*** Dataset excerpts

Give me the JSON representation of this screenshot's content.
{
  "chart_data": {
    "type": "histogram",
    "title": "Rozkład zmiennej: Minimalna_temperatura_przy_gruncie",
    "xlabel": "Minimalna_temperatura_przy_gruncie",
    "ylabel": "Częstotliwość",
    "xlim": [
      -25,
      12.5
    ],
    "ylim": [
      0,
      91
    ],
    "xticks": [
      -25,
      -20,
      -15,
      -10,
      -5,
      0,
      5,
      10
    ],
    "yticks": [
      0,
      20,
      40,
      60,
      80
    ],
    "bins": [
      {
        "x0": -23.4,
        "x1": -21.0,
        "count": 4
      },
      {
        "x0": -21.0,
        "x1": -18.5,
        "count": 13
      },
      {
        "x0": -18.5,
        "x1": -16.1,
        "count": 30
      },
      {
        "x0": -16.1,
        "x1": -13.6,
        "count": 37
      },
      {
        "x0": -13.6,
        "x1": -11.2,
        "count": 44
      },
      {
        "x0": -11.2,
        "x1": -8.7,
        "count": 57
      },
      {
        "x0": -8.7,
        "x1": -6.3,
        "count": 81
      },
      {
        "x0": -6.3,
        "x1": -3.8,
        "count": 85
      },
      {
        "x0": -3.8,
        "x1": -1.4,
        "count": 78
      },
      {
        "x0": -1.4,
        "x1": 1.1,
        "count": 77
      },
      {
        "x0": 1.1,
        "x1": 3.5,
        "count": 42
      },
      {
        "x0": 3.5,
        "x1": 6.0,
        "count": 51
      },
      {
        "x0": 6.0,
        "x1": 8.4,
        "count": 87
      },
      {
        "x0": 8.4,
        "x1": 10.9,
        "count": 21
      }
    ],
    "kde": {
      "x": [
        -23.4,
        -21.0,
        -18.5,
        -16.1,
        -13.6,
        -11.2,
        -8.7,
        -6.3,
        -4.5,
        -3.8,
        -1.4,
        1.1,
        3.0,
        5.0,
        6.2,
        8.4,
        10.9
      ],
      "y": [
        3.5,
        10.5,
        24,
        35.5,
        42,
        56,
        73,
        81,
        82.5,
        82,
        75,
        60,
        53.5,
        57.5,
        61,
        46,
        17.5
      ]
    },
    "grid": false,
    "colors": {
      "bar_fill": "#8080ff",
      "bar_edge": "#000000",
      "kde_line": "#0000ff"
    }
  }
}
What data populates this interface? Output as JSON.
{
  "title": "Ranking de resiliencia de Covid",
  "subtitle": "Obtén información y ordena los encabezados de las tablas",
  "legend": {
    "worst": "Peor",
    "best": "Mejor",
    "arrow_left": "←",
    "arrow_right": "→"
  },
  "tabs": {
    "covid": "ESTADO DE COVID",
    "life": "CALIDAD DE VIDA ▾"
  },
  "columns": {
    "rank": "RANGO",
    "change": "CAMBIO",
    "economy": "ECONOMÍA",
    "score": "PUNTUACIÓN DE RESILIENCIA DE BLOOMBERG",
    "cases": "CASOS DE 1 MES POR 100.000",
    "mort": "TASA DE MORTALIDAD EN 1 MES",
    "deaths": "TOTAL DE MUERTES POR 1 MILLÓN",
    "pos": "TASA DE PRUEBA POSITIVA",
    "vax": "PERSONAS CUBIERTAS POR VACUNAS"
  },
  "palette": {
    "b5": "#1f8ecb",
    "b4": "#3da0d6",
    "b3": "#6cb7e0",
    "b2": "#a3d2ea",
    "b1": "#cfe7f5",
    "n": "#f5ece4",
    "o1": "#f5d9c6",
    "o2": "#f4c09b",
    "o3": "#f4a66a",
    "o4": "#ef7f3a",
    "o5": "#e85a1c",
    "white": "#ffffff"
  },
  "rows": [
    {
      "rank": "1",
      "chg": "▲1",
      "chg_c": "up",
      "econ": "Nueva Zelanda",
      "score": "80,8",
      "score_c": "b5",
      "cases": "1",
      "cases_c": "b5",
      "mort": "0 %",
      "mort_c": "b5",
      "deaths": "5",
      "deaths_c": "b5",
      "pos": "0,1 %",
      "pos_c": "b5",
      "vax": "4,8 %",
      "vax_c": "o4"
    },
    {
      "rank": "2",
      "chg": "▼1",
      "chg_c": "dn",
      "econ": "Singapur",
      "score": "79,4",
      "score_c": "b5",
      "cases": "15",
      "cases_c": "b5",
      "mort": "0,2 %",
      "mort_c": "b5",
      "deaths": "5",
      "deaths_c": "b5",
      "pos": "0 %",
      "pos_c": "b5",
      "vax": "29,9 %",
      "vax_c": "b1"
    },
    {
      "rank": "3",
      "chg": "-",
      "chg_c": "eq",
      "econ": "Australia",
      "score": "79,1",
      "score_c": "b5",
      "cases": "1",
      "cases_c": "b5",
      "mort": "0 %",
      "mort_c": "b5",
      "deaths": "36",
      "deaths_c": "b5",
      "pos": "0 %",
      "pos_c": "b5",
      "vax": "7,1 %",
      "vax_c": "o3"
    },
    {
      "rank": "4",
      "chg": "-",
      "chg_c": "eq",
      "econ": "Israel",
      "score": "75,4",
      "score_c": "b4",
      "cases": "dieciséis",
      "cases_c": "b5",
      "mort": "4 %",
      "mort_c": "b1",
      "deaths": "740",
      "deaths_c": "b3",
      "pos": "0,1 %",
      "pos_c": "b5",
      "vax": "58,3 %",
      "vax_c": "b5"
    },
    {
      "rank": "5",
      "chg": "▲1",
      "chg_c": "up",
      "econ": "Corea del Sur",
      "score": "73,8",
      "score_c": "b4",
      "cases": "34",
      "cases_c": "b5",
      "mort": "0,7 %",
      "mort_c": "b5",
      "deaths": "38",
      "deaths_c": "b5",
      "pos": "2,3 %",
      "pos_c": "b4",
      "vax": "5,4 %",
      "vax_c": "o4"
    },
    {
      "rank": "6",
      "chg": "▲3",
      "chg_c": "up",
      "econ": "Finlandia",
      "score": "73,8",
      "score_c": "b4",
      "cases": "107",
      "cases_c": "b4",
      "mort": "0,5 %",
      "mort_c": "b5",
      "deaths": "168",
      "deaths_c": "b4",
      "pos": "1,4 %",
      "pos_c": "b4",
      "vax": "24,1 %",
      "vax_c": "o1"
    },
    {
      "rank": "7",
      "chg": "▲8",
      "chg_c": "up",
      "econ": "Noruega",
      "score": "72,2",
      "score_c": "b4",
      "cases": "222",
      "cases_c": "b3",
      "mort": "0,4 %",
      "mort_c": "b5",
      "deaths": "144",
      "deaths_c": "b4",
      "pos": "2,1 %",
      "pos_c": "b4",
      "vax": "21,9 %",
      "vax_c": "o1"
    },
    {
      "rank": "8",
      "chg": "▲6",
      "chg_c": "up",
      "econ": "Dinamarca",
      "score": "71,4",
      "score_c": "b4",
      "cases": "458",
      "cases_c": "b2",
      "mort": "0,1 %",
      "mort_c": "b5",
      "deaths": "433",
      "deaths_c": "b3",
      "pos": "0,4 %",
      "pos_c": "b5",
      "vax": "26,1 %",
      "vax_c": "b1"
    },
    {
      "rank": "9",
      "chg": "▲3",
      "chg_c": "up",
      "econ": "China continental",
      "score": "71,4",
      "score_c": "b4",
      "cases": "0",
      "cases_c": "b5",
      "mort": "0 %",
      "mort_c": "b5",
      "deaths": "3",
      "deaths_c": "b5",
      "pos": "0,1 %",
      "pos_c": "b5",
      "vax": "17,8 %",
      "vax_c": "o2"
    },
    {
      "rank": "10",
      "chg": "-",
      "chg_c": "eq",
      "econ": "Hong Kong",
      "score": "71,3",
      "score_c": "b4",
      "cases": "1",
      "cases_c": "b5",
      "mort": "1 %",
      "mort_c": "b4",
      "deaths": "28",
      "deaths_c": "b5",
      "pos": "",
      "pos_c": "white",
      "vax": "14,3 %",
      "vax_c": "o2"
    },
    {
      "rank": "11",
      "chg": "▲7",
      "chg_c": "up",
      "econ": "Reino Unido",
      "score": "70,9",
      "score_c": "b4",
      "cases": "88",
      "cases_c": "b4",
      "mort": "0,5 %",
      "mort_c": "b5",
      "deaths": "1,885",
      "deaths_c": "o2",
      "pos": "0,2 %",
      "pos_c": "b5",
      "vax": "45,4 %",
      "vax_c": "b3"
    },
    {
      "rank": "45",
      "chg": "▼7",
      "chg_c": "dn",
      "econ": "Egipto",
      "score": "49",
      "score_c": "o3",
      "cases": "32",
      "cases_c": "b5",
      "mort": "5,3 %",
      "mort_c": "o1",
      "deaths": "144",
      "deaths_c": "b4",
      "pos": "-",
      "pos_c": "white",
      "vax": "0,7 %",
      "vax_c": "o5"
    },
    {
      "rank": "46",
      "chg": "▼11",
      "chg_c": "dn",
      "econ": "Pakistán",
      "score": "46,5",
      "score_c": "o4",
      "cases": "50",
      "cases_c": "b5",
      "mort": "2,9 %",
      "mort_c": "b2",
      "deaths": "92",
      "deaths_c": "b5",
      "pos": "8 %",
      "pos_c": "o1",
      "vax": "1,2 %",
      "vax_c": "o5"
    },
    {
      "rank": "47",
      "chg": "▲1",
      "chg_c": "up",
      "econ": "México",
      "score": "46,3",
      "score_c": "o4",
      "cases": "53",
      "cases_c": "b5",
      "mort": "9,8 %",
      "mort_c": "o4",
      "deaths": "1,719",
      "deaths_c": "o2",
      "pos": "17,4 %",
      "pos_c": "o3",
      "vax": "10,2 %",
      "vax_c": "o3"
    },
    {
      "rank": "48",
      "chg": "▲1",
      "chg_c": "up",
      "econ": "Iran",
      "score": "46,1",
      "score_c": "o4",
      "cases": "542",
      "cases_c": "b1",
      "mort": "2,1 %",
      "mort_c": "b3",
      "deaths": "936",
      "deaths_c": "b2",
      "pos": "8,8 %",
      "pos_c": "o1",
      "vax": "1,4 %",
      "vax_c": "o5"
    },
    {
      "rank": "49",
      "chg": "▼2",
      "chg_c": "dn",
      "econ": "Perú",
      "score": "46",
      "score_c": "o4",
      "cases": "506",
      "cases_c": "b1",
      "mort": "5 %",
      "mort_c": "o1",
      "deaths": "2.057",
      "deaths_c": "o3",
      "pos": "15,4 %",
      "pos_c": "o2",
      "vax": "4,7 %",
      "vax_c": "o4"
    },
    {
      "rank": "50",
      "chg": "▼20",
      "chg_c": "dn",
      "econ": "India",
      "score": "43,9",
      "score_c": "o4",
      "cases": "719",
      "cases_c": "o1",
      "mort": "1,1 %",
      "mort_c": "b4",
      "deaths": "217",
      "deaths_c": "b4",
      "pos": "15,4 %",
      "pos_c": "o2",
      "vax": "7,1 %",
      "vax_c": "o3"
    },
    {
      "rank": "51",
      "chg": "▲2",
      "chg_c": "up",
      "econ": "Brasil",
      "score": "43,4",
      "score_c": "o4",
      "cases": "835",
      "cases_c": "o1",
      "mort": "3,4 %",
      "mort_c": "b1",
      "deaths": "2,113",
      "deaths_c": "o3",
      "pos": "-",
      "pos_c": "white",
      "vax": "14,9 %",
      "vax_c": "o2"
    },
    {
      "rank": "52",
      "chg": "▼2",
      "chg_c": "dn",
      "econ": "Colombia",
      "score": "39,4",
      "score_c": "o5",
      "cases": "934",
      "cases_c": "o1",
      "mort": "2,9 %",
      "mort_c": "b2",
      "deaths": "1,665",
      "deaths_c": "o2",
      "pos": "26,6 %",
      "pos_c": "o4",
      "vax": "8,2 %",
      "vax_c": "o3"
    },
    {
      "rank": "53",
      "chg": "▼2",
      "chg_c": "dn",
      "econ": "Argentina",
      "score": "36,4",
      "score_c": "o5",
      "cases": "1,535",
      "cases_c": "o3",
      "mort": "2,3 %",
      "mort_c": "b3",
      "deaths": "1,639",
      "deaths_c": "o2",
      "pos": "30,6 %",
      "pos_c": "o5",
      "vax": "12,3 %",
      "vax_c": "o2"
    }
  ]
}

******

● **What is required**
Pull every line containing the word "JSON" out of the entries above.

● **In response**
Give me the JSON representation of this screenshot's content.
What data populates this interface? Output as JSON.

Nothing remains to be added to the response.